• _SET OF TASKS_:
**A)** Shorten the paragraph in the blog post that begins "On social media like Facebook," either in fewer sentences or as a list, and keep its main facts.
**B)** Decide whether each statement below agrees with the blog post. Answer yes or no, and quote the words from the post that settle it.
(i) The writer's Twitter account is public.
(ii) The writer joined PayPal to get Adobe Creative Cloud for a web design education.
(iii) The writer found information about the problem in Finnish.
**C)** Continue the blog post about privacy and the PayPal charges from the point where it stops.

Start of QUOTED PASSAGE

On social media like Facebook I have my privacy restricted so only my followers can read it. Some things you just don’t want everyone to see. But on Twitter it’s all public because if it was restricted, there wouldn’t be a point for me to use it. I wouldn’t get enough of reaction if only my followers would see what I tweet about. Sometimes I get likes and retweets from who doesn’t follow me but there wouldn’t be much if I had it in private. On Twitter I don’t post so-called sensitive issues. Except this blog post. I still won’t post too private things to this blog and even less on social media. Privacy is my right and so is everybody elses. It only depends how you use it online. Tell it all or keep it to yourself. It’s your life and you can do what you like with it.

I feel so exposed

Stockholm in the mist

I joined PayPal the end of last year because I needed the Adobe Creative Cloud programs for my web design education. I had to add my debit card so they could charge me for the rights to use them. I’ve always doubted the security to use a debit or credit cards online. I thought long and hard before I signed in. Things went like it should. But I noticed something on my bank account. Something called GOOGLE *LINE Corp had charged me a lot of times with small sums of euros in one day on Monday (Jan 16). This is exactly what I was worried about that some weird money loss will happen. I feel so exposed and I don’t what I’m gonna do. It’s the weekend and the bank is closed. I tried to find a solution online but I didn’t find a straight answers. There’s nothing in Finnish either. I didn’t have anything of this until I joined PayPal. I don’t even know if that’s the problem and I don’t even know if this thing will keep charging me. It’s not the real Google and I have never bought anything else online with a card than Adobe CC.

End of QUOTED PASSAGE
Start of RECORDS

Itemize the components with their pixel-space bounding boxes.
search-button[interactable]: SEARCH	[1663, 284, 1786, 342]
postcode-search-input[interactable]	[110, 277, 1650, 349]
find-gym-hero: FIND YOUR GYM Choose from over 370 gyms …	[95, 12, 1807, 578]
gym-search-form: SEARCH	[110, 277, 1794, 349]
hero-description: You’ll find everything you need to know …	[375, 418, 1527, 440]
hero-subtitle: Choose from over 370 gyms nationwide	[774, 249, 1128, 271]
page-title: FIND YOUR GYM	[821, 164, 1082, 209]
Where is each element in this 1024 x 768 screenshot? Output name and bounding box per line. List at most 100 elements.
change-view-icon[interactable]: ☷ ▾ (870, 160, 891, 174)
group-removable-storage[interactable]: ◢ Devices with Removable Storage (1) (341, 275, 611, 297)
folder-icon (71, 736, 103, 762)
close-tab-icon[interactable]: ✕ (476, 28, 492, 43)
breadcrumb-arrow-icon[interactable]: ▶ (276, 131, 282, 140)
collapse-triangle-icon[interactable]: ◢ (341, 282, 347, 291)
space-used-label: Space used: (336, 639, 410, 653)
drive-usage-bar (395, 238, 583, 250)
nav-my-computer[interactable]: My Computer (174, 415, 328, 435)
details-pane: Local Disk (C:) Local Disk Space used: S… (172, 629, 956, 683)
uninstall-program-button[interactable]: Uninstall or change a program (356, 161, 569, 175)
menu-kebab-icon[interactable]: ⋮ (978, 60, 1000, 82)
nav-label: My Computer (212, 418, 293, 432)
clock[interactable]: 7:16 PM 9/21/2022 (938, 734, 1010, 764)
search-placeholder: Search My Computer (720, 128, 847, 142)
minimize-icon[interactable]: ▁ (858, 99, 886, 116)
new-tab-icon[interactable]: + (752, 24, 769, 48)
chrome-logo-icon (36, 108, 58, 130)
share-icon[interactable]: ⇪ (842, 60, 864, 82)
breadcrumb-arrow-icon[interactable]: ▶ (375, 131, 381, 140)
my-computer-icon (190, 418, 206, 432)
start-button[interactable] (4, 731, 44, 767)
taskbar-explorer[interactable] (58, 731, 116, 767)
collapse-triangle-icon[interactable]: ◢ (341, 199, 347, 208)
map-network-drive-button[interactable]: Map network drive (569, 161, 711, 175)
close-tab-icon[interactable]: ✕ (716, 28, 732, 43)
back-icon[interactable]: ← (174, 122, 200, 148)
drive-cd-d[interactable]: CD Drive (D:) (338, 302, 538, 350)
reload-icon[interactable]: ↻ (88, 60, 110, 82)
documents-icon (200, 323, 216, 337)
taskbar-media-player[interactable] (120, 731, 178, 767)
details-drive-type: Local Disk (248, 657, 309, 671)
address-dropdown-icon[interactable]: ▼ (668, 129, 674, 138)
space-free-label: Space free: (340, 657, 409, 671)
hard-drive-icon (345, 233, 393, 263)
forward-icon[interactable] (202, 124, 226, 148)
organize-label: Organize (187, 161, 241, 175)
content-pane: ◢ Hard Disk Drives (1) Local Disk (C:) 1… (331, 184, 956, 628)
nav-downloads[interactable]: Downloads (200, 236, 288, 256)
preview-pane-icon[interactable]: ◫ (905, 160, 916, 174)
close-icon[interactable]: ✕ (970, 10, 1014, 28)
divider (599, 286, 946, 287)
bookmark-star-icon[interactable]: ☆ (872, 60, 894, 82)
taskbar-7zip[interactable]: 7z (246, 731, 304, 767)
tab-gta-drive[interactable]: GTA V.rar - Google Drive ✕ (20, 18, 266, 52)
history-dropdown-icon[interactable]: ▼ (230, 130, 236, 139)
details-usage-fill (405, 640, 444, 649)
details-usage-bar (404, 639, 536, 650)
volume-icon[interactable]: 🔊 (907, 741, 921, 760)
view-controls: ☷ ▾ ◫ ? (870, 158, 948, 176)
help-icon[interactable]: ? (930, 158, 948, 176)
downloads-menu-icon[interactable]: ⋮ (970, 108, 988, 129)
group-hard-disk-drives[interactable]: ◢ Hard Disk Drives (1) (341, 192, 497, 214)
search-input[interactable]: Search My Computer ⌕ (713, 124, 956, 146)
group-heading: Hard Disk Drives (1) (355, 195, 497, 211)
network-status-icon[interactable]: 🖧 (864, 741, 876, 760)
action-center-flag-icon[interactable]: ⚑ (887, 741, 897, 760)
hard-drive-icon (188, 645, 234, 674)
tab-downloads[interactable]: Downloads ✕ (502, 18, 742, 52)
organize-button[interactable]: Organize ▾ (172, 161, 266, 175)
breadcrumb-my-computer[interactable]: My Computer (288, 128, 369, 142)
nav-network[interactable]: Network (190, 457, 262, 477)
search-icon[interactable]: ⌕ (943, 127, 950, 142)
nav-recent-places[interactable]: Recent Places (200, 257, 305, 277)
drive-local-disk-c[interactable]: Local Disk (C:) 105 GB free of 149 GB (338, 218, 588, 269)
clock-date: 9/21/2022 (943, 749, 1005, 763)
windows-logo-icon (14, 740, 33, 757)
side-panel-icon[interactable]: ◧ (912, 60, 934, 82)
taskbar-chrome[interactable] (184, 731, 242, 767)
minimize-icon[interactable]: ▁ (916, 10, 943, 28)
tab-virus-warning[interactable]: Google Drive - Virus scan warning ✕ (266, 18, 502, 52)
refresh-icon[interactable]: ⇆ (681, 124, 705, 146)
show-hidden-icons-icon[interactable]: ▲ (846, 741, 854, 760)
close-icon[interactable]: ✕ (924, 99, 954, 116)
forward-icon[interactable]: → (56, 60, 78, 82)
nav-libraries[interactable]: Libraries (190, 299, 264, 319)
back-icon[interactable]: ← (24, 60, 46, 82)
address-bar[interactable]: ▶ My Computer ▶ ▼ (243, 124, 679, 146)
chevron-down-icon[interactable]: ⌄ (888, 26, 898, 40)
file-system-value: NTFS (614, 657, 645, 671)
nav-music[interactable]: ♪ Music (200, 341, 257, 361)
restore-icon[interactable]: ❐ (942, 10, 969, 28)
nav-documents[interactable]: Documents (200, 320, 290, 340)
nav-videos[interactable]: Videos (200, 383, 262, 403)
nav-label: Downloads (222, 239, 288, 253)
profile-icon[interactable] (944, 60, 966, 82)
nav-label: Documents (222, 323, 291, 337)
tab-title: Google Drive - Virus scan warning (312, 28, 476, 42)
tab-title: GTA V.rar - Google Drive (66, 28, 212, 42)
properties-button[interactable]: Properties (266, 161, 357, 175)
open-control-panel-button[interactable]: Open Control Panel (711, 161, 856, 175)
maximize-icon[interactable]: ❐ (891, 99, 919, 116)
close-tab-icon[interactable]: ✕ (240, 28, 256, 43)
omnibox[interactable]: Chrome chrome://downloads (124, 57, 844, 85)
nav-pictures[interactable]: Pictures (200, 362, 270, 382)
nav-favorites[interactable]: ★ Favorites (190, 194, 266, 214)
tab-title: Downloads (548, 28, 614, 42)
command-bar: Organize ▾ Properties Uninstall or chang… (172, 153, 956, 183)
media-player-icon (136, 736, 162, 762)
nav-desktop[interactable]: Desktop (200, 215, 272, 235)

End of RECORDS

• _ANSWERS PROVIDED_:
**A)**
- On Facebook, the writer restricts privacy so only followers can see posts, because some things shouldn't be seen by everyone.
- On Twitter, everything is public. A restricted account would get too little reaction, since likes and retweets sometimes come from non-followers.
- The writer doesn't post sensitive issues on Twitter, and keeps very private things off both this blog and social media.
- Privacy is everyone's right. How much to share online is each person's choice.

**B)**
(i) Yes: "But on Twitter it’s all public"
(ii) Yes: "I joined PayPal the end of last year because I needed the Adobe Creative Cloud programs for my web design education."
(iii) No: "There’s nothing in Finnish either."

**C)**
I don’t want to be one of those people who looses all of their money because of some scam. Is this even one of those? I’m not gonna wait until that. I don’t even know if I get that money back and how much I lost. It’s such burden to handle problems like this. I don’t want to delete my PayPal account because I really want these Adobe programs for my education. That’s not the problem though. PayPal is supposed to be save. A lot of people are using it for their business. I really hope this GOOGLE *LINE Corp won’t cause anymore problems. You never think you’re the person who need to worry about fraud and things like that. The strange thing about these charges is that they were all done in one day. I don’t know where they got my account number and why it happened in the first place. I never put any account numbers anywhere online. Not even phone numbers. Security is very important to me when it comes to internet. I never expose anything personal like that and no one can fool me to do so.
All I can do is hope because I can’t do anything about this until next week when the bank is open again. That’s the only solution I have to get this thing sorted out. Internet is no help at all. You think you find everything on Google but that’s no entirely true. At least not in this case.

An advice to you all. Never post anything security related online. No passwords or social security numbers. If someone asks your password, never tell. Banks never asked their clients that. There are people who have fallen for scams because they trust other people too much. Anyone can fall for that if they’re not careful.
You should never send money to someone you barely know. They’re called con-artists and there’s a lot of those online. The victims are usually female who fall for someone’s charm. Only a fool would trust a stranger. So don’t be one. Like Kim Wilde once sang ‘Never trust a stranger‘ Being careful is never a bad thing. So stay safe.